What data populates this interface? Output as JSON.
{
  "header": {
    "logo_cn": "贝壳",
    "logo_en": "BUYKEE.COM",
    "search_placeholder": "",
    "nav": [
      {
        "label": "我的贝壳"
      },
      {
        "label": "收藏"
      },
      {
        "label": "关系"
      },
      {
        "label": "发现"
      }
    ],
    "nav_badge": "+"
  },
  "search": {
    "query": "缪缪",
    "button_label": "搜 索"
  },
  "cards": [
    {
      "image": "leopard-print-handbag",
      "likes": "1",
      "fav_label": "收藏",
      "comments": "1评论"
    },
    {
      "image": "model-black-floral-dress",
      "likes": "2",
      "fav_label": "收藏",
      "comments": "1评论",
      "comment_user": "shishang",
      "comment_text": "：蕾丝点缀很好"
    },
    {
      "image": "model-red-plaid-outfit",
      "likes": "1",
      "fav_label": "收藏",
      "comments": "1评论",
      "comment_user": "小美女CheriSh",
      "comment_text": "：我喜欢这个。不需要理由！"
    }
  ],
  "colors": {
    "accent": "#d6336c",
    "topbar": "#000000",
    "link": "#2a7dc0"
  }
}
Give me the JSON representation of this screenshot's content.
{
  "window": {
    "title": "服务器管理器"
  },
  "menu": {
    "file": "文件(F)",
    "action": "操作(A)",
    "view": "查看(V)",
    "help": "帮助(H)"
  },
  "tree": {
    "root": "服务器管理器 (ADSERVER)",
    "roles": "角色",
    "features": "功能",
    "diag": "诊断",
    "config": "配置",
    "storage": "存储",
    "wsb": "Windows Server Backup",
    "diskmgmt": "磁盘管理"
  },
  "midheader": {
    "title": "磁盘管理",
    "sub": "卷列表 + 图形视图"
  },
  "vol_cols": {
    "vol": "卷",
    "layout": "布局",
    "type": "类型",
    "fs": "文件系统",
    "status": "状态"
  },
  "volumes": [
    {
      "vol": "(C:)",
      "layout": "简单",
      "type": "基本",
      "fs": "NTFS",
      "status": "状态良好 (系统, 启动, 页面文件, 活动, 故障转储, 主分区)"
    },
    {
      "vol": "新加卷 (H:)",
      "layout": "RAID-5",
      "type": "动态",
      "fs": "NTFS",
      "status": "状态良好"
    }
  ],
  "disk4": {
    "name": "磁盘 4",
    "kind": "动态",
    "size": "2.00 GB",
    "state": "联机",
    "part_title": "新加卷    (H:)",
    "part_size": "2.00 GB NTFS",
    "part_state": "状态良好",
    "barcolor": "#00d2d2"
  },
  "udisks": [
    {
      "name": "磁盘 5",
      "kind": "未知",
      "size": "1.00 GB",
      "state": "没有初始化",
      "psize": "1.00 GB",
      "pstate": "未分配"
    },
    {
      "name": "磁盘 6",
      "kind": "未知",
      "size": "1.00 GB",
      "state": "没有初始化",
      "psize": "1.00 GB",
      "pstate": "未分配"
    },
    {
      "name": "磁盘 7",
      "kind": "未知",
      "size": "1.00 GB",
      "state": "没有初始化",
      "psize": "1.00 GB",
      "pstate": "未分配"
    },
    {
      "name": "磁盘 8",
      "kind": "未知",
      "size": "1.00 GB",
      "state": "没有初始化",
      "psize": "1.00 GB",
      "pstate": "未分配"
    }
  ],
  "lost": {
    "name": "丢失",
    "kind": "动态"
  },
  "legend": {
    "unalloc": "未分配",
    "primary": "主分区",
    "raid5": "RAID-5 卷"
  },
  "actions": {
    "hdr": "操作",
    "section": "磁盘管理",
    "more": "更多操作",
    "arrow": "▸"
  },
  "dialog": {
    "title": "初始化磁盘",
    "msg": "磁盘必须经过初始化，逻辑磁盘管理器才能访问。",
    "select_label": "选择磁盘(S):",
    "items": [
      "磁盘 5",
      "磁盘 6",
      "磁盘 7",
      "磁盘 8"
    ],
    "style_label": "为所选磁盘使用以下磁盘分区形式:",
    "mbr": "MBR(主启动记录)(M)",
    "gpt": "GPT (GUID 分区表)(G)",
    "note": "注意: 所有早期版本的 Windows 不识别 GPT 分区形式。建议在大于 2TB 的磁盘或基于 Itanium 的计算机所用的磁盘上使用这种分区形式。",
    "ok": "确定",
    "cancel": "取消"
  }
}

━━━━━━━━

• YOUR INSTRUCTIONS
Retype the material in full, character for character.

• SOLUTION FOR THIS EXERCISE
What data populates this interface? Output as JSON.
{
  "header": {
    "logo_cn": "贝壳",
    "logo_en": "BUYKEE.COM",
    "search_placeholder": "",
    "nav": [
      {
        "label": "我的贝壳"
      },
      {
        "label": "收藏"
      },
      {
        "label": "关系"
      },
      {
        "label": "发现"
      }
    ],
    "nav_badge": "+"
  },
  "search": {
    "query": "缪缪",
    "button_label": "搜 索"
  },
  "cards": [
    {
      "image": "leopard-print-handbag",
      "likes": "1",
      "fav_label": "收藏",
      "comments": "1评论"
    },
    {
      "image": "model-black-floral-dress",
      "likes": "2",
      "fav_label": "收藏",
      "comments": "1评论",
      "comment_user": "shishang",
      "comment_text": "：蕾丝点缀很好"
    },
    {
      "image": "model-red-plaid-outfit",
      "likes": "1",
      "fav_label": "收藏",
      "comments": "1评论",
      "comment_user": "小美女CheriSh",
      "comment_text": "：我喜欢这个。不需要理由！"
    }
  ],
  "colors": {
    "accent": "#d6336c",
    "topbar": "#000000",
    "link": "#2a7dc0"
  }
}
Give me the JSON representation of this screenshot's content.
{
  "window": {
    "title": "服务器管理器"
  },
  "menu": {
    "file": "文件(F)",
    "action": "操作(A)",
    "view": "查看(V)",
    "help": "帮助(H)"
  },
  "tree": {
    "root": "服务器管理器 (ADSERVER)",
    "roles": "角色",
    "features": "功能",
    "diag": "诊断",
    "config": "配置",
    "storage": "存储",
    "wsb": "Windows Server Backup",
    "diskmgmt": "磁盘管理"
  },
  "midheader": {
    "title": "磁盘管理",
    "sub": "卷列表 + 图形视图"
  },
  "vol_cols": {
    "vol": "卷",
    "layout": "布局",
    "type": "类型",
    "fs": "文件系统",
    "status": "状态"
  },
  "volumes": [
    {
      "vol": "(C:)",
      "layout": "简单",
      "type": "基本",
      "fs": "NTFS",
      "status": "状态良好 (系统, 启动, 页面文件, 活动, 故障转储, 主分区)"
    },
    {
      "vol": "新加卷 (H:)",
      "layout": "RAID-5",
      "type": "动态",
      "fs": "NTFS",
      "status": "状态良好"
    }
  ],
  "disk4": {
    "name": "磁盘 4",
    "kind": "动态",
    "size": "2.00 GB",
    "state": "联机",
    "part_title": "新加卷    (H:)",
    "part_size": "2.00 GB NTFS",
    "part_state": "状态良好",
    "barcolor": "#00d2d2"
  },
  "udisks": [
    {
      "name": "磁盘 5",
      "kind": "未知",
      "size": "1.00 GB",
      "state": "没有初始化",
      "psize": "1.00 GB",
      "pstate": "未分配"
    },
    {
      "name": "磁盘 6",
      "kind": "未知",
      "size": "1.00 GB",
      "state": "没有初始化",
      "psize": "1.00 GB",
      "pstate": "未分配"
    },
    {
      "name": "磁盘 7",
      "kind": "未知",
      "size": "1.00 GB",
      "state": "没有初始化",
      "psize": "1.00 GB",
      "pstate": "未分配"
    },
    {
      "name": "磁盘 8",
      "kind": "未知",
      "size": "1.00 GB",
      "state": "没有初始化",
      "psize": "1.00 GB",
      "pstate": "未分配"
    }
  ],
  "lost": {
    "name": "丢失",
    "kind": "动态"
  },
  "legend": {
    "unalloc": "未分配",
    "primary": "主分区",
    "raid5": "RAID-5 卷"
  },
  "actions": {
    "hdr": "操作",
    "section": "磁盘管理",
    "more": "更多操作",
    "arrow": "▸"
  },
  "dialog": {
    "title": "初始化磁盘",
    "msg": "磁盘必须经过初始化，逻辑磁盘管理器才能访问。",
    "select_label": "选择磁盘(S):",
    "items": [
      "磁盘 5",
      "磁盘 6",
      "磁盘 7",
      "磁盘 8"
    ],
    "style_label": "为所选磁盘使用以下磁盘分区形式:",
    "mbr": "MBR(主启动记录)(M)",
    "gpt": "GPT (GUID 分区表)(G)",
    "note": "注意: 所有早期版本的 Windows 不识别 GPT 分区形式。建议在大于 2TB 的磁盘或基于 Itanium 的计算机所用的磁盘上使用这种分区形式。",
    "ok": "确定",
    "cancel": "取消"
  }
}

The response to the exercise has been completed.